Problem to solve: Collect all lines from the records below that include the word "месяца".

Raw records:
***

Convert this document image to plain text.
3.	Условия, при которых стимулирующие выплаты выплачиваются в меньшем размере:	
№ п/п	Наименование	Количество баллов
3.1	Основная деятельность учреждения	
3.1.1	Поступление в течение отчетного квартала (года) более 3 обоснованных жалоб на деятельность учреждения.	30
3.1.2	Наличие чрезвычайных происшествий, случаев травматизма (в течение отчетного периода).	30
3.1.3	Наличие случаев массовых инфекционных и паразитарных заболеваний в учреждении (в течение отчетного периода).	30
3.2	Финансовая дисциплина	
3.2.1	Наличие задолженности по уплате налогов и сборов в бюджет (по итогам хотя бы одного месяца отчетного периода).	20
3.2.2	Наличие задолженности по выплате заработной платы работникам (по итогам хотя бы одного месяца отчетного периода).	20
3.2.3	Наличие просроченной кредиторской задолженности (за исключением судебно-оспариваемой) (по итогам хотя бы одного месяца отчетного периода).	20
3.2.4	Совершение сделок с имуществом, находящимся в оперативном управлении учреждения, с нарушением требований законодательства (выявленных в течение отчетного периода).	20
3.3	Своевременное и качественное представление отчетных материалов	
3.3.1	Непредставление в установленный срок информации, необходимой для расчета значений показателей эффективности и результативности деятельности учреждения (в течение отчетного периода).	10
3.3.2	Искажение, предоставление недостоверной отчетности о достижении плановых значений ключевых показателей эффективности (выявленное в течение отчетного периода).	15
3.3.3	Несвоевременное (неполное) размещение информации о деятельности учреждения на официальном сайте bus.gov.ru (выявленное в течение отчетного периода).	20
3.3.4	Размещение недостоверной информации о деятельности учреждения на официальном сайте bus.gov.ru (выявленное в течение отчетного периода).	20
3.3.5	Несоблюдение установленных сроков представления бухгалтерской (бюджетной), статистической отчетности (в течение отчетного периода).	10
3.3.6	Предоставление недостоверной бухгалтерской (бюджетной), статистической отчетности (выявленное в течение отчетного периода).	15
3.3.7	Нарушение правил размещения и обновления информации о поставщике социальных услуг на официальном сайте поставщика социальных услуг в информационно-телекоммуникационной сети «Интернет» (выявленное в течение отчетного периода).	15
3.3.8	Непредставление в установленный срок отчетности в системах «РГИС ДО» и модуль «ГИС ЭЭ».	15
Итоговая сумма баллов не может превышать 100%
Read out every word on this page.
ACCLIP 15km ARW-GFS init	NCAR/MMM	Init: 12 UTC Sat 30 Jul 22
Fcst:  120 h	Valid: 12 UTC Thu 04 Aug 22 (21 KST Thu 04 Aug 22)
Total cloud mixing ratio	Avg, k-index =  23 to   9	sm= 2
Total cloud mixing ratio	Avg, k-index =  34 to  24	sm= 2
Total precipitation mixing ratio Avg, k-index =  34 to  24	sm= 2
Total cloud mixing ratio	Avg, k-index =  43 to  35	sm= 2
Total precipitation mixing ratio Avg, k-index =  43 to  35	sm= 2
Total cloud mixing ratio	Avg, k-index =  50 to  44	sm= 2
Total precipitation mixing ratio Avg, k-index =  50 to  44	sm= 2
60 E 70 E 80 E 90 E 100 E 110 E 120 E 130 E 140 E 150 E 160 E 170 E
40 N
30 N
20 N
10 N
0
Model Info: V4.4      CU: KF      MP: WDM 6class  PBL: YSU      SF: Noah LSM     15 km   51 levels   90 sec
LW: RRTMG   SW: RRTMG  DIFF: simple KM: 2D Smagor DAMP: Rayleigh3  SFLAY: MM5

***

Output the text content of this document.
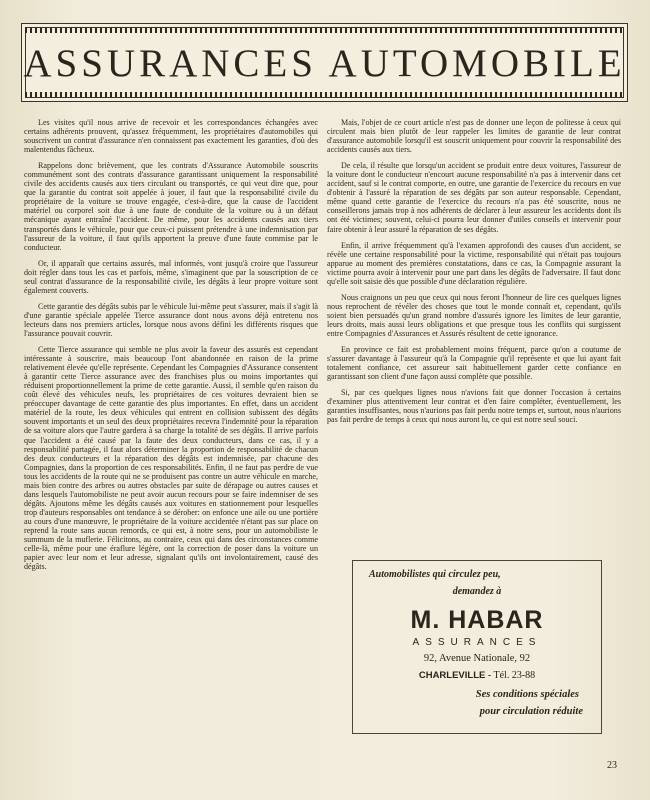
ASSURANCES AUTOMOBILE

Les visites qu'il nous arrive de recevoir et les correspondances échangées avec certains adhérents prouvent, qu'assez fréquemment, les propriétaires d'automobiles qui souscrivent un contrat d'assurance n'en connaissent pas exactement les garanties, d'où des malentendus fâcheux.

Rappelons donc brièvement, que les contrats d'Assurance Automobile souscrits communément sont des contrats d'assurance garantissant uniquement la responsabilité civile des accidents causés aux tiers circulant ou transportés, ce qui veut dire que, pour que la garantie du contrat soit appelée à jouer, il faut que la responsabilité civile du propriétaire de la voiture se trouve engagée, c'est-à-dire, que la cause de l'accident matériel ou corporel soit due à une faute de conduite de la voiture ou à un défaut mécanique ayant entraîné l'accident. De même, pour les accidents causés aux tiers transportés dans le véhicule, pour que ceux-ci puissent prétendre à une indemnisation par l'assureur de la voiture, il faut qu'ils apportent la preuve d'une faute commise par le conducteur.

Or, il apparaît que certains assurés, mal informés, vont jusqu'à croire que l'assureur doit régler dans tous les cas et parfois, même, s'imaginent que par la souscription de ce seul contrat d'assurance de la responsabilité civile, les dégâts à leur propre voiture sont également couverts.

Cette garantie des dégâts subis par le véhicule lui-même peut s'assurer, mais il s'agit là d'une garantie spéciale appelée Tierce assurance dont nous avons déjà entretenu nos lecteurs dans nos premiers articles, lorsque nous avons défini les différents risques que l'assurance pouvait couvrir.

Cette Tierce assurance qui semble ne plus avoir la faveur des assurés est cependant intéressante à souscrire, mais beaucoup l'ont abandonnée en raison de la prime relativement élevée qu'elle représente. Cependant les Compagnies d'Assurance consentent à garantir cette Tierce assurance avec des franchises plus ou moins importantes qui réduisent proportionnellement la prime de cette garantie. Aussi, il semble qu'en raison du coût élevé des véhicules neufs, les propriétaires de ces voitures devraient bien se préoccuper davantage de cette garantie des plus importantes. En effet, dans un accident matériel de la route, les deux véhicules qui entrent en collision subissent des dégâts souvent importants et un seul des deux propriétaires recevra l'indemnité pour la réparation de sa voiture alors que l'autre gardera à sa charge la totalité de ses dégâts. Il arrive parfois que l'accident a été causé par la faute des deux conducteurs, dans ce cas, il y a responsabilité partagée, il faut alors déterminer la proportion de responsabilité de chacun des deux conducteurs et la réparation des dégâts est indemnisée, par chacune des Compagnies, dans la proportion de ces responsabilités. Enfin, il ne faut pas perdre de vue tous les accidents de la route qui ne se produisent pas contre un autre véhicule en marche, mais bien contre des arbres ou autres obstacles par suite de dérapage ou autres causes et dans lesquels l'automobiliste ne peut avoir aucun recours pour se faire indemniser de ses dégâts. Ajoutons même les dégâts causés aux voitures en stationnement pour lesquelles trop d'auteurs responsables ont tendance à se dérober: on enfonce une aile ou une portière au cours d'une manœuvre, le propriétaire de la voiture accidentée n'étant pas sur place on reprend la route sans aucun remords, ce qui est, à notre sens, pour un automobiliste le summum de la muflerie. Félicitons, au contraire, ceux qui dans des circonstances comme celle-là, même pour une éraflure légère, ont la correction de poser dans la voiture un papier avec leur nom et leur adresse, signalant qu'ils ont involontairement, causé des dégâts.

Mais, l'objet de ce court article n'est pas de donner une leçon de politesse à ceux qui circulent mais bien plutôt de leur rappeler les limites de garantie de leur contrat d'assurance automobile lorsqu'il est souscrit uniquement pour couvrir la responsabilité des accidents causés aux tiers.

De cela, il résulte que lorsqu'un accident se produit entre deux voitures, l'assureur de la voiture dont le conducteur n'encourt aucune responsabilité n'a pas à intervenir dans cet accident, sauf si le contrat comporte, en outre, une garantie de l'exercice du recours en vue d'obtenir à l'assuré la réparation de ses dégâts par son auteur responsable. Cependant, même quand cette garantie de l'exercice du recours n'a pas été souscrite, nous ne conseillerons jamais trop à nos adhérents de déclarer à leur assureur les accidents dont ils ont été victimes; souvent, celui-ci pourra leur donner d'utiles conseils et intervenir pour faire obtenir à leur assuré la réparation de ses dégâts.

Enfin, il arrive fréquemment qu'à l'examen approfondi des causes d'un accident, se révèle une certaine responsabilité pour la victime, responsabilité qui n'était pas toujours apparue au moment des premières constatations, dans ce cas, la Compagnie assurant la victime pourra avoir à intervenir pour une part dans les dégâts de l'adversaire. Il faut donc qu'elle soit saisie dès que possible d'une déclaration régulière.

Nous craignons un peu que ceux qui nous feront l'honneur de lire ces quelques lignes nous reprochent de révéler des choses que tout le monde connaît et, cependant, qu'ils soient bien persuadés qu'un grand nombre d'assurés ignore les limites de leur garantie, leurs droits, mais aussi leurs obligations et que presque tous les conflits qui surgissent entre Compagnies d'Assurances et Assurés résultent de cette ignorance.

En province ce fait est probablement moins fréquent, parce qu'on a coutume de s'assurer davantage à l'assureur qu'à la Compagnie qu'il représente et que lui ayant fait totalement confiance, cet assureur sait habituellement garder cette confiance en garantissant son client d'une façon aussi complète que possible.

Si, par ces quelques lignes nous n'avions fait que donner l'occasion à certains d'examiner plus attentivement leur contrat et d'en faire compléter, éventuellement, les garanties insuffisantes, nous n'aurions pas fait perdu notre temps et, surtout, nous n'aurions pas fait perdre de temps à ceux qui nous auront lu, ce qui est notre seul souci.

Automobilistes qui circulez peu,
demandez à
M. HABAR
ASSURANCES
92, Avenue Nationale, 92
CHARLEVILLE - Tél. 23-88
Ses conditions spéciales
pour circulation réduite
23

***

Reply to the task:
3.2.1	Наличие задолженности по уплате налогов и сборов в бюджет (по итогам хотя бы одного месяца отчетного периода).	20
3.2.2	Наличие задолженности по выплате заработной платы работникам (по итогам хотя бы одного месяца отчетного периода).	20
3.2.3	Наличие просроченной кредиторской задолженности (за исключением судебно-оспариваемой) (по итогам хотя бы одного месяца отчетного периода).	20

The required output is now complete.